[START OF Source records]

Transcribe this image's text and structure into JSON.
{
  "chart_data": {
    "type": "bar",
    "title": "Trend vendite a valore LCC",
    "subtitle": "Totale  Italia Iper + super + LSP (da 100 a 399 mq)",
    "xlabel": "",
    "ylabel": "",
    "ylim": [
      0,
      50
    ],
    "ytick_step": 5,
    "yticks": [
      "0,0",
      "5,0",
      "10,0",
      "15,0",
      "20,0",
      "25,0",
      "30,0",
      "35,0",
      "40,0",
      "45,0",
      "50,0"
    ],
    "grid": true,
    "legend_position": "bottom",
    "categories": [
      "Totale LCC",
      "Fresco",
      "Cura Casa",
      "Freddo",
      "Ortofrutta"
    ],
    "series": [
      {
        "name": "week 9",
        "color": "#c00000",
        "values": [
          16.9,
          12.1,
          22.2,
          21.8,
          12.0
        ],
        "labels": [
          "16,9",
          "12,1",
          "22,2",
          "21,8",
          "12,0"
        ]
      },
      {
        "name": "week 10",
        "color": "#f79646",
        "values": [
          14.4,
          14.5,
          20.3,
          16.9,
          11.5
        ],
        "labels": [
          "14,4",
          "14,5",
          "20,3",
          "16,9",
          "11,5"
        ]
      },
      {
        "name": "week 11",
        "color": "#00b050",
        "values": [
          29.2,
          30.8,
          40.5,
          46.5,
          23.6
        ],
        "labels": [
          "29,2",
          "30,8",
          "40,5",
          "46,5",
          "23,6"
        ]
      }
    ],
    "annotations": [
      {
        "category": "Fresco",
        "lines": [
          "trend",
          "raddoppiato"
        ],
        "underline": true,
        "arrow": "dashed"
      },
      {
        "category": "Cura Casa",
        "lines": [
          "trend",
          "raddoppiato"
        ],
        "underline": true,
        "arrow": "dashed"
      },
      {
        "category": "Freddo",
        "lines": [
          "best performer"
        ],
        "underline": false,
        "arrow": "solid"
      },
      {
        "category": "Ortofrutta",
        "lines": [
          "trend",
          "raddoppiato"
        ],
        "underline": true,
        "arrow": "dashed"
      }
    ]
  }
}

[END OF Source records]

* **What to produce**
Copy out the whole listing exactly as written.

* **Output of the exercise**
Transcribe this image's text and structure into JSON.
{
  "chart_data": {
    "type": "bar",
    "title": "Trend vendite a valore LCC",
    "subtitle": "Totale  Italia Iper + super + LSP (da 100 a 399 mq)",
    "xlabel": "",
    "ylabel": "",
    "ylim": [
      0,
      50
    ],
    "ytick_step": 5,
    "yticks": [
      "0,0",
      "5,0",
      "10,0",
      "15,0",
      "20,0",
      "25,0",
      "30,0",
      "35,0",
      "40,0",
      "45,0",
      "50,0"
    ],
    "grid": true,
    "legend_position": "bottom",
    "categories": [
      "Totale LCC",
      "Fresco",
      "Cura Casa",
      "Freddo",
      "Ortofrutta"
    ],
    "series": [
      {
        "name": "week 9",
        "color": "#c00000",
        "values": [
          16.9,
          12.1,
          22.2,
          21.8,
          12.0
        ],
        "labels": [
          "16,9",
          "12,1",
          "22,2",
          "21,8",
          "12,0"
        ]
      },
      {
        "name": "week 10",
        "color": "#f79646",
        "values": [
          14.4,
          14.5,
          20.3,
          16.9,
          11.5
        ],
        "labels": [
          "14,4",
          "14,5",
          "20,3",
          "16,9",
          "11,5"
        ]
      },
      {
        "name": "week 11",
        "color": "#00b050",
        "values": [
          29.2,
          30.8,
          40.5,
          46.5,
          23.6
        ],
        "labels": [
          "29,2",
          "30,8",
          "40,5",
          "46,5",
          "23,6"
        ]
      }
    ],
    "annotations": [
      {
        "category": "Fresco",
        "lines": [
          "trend",
          "raddoppiato"
        ],
        "underline": true,
        "arrow": "dashed"
      },
      {
        "category": "Cura Casa",
        "lines": [
          "trend",
          "raddoppiato"
        ],
        "underline": true,
        "arrow": "dashed"
      },
      {
        "category": "Freddo",
        "lines": [
          "best performer"
        ],
        "underline": false,
        "arrow": "solid"
      },
      {
        "category": "Ortofrutta",
        "lines": [
          "trend",
          "raddoppiato"
        ],
        "underline": true,
        "arrow": "dashed"
      }
    ]
  }
}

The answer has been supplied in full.